↓

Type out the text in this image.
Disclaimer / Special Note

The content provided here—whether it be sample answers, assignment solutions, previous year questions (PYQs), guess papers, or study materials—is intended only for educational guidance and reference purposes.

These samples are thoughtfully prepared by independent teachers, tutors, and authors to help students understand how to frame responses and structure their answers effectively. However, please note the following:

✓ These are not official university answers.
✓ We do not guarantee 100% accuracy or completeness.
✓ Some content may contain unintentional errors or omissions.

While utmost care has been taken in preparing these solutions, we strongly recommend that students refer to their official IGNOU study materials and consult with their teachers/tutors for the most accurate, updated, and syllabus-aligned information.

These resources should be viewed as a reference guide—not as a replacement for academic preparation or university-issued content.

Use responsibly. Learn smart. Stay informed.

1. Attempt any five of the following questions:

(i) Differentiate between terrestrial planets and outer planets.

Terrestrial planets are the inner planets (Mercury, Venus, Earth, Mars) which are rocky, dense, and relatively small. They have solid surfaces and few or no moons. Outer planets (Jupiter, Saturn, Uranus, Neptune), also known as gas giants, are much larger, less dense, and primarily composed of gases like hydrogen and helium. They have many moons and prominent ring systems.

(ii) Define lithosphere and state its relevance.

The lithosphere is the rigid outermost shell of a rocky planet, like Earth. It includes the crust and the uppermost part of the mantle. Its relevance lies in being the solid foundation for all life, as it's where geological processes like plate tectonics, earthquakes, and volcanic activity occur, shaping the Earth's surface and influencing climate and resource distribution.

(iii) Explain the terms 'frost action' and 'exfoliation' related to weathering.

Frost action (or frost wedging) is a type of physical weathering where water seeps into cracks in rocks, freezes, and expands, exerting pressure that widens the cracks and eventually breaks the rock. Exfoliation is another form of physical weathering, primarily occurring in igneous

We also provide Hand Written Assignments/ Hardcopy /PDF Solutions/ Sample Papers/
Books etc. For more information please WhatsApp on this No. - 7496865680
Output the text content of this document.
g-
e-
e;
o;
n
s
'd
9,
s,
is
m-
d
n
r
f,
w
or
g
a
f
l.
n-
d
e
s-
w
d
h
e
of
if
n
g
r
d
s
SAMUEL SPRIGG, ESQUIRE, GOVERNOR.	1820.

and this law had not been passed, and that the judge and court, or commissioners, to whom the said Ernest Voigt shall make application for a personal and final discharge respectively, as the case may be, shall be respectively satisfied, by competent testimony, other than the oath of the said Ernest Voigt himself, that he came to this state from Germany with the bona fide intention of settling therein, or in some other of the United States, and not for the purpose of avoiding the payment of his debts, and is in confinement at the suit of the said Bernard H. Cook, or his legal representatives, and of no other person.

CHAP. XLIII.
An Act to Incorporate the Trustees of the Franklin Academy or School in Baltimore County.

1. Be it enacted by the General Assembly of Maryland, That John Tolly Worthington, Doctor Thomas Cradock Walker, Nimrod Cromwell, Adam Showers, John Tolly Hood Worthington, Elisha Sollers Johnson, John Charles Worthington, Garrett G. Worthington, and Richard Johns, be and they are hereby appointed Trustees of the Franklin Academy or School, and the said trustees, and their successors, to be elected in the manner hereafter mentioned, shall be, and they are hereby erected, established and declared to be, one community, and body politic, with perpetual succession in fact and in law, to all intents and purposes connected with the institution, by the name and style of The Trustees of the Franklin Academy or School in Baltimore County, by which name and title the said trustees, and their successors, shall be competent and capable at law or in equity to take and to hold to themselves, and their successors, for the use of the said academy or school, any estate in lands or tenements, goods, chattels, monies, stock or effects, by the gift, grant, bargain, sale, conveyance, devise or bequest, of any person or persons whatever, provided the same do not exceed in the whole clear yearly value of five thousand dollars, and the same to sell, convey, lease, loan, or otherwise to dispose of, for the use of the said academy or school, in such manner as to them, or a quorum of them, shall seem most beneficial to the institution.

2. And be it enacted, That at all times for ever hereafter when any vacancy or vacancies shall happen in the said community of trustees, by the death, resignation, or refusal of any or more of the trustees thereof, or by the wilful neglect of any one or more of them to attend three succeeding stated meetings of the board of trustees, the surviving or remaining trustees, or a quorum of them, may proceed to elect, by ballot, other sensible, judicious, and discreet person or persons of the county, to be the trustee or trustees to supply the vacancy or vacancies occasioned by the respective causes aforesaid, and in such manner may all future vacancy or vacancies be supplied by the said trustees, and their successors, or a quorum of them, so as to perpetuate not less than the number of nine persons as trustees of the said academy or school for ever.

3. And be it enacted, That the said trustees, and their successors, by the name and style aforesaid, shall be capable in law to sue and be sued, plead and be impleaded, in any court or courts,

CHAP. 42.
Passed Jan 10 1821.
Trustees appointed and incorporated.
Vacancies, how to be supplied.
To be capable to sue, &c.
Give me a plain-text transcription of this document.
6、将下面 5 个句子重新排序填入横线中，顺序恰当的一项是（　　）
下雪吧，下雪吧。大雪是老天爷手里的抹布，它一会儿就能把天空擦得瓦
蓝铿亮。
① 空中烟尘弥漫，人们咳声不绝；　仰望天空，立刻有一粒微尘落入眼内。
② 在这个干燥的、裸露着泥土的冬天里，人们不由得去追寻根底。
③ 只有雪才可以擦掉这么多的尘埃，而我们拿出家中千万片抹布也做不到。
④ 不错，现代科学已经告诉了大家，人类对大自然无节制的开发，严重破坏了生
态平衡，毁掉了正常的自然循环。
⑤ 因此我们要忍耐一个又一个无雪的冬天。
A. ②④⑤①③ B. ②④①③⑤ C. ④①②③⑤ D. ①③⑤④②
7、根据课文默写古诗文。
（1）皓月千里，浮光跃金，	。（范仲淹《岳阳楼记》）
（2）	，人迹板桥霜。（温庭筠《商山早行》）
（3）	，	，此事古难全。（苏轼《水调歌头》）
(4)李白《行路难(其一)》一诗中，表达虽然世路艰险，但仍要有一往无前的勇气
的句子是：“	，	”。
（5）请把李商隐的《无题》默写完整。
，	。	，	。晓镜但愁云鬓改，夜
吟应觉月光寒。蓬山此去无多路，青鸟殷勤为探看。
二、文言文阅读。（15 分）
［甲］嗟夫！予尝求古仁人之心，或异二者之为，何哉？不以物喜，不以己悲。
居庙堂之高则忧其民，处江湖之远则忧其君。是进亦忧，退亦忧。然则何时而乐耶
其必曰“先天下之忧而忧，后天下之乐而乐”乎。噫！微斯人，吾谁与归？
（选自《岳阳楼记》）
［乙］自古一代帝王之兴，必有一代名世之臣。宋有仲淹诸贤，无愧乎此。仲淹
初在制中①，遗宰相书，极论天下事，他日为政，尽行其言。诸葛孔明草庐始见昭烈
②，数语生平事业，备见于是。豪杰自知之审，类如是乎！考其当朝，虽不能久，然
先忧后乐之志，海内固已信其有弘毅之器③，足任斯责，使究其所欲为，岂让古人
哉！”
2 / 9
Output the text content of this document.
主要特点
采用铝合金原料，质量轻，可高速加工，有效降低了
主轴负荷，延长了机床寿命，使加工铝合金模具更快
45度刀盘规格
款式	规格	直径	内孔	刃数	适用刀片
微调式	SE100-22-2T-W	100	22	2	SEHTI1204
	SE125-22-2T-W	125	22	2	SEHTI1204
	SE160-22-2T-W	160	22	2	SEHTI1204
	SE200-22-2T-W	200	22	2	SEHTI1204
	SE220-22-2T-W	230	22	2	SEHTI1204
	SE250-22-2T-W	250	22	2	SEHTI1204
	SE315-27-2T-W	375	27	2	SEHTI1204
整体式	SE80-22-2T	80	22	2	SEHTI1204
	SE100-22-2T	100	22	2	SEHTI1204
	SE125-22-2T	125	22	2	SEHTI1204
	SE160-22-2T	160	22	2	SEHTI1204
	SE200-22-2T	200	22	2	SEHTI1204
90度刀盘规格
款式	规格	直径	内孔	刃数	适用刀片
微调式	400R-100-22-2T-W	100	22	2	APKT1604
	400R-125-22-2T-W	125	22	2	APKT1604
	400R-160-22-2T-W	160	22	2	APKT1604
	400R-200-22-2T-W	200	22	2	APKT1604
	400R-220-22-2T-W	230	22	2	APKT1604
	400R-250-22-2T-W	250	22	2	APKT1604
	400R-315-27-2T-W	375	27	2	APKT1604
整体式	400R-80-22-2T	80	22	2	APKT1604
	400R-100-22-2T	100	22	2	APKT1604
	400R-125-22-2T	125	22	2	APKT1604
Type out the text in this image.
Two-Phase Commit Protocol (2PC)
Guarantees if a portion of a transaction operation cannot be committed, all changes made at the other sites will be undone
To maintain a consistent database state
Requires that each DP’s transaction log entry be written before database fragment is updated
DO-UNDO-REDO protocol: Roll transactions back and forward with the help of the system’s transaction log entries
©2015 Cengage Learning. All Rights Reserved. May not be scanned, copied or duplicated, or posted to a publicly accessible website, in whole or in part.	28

↑

# Instructions to follow:
Gather from the data above every line with the string "weathering".

# Answer to the task:
(iii) Explain the terms 'frost action' and 'exfoliation' related to weathering.
Frost action (or frost wedging) is a type of physical weathering where water seeps into cracks in rocks, freezes, and expands, exerting pressure that widens the cracks and eventually breaks the rock. Exfoliation is another form of physical weathering, primarily occurring in igneous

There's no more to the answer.